[Data entries]
★ ★ ★

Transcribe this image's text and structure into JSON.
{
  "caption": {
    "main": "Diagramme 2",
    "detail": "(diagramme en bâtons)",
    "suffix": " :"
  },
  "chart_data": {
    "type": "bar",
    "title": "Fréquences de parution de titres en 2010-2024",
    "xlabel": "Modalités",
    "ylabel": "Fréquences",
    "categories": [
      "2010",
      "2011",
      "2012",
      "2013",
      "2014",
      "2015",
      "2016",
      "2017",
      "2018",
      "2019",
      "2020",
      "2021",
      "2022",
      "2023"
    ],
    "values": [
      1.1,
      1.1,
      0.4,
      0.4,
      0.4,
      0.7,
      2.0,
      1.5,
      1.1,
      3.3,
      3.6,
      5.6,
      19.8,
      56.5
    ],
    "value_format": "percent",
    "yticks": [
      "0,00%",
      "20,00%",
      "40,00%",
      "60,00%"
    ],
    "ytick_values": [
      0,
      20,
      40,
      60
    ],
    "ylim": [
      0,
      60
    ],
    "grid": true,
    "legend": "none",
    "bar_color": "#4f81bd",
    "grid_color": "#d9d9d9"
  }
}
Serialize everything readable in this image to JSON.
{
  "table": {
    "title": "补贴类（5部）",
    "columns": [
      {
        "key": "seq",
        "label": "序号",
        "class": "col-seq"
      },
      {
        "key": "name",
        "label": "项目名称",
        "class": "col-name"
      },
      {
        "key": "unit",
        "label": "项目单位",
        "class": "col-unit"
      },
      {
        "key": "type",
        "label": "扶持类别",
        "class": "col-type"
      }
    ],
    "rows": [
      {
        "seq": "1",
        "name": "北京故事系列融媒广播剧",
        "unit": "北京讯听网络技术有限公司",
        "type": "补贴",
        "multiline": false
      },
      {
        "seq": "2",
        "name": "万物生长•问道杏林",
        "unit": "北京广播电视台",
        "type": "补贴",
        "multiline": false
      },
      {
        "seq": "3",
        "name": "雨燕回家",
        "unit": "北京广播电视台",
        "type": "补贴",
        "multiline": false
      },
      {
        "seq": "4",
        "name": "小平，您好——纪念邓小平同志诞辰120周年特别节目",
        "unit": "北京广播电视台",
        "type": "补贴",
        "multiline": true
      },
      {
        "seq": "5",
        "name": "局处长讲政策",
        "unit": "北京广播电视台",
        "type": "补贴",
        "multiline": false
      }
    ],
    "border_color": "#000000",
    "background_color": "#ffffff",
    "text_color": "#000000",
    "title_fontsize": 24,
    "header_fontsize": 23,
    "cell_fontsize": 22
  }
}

★ ★ ★

| What is required |
Of the lines above, how many contain the word "image"? Provide the number and nothing else.

| Solution for this task |
2